Written task → Each entry below is to be printed verbatim.

Dataset content →
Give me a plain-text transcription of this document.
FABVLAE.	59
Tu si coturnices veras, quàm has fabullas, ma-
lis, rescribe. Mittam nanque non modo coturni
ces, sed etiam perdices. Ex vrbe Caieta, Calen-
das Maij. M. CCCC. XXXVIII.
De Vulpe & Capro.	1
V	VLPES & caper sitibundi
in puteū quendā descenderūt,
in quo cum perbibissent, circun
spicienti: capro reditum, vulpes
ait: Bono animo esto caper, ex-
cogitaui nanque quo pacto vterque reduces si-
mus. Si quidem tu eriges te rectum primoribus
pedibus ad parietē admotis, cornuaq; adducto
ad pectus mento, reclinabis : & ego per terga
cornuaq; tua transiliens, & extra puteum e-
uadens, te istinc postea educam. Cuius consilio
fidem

Written answer →
Give me a plain-text transcription of this document.
FABVLAE.	59
Tu si coturnices veras, quàm has fabullas, ma-
lis, rescribe. Mittam nanque non modo coturni
ces, sed etiam perdices. Ex vrbe Caieta, Calen-
das Maij. M. CCCC. XXXVIII.
De Vulpe & Capro.	1
V	VLPES & caper sitibundi
in puteū quendā descenderūt,
in quo cum perbibissent, circun
spicienti: capro reditum, vulpes
ait: Bono animo esto caper, ex-
cogitaui nanque quo pacto vterque reduces si-
mus. Si quidem tu eriges te rectum primoribus
pedibus ad parietē admotis, cornuaq; adducto
ad pectus mento, reclinabis : & ego per terga
cornuaq; tua transiliens, & extra puteum e-
uadens, te istinc postea educam. Cuius consilio
fidem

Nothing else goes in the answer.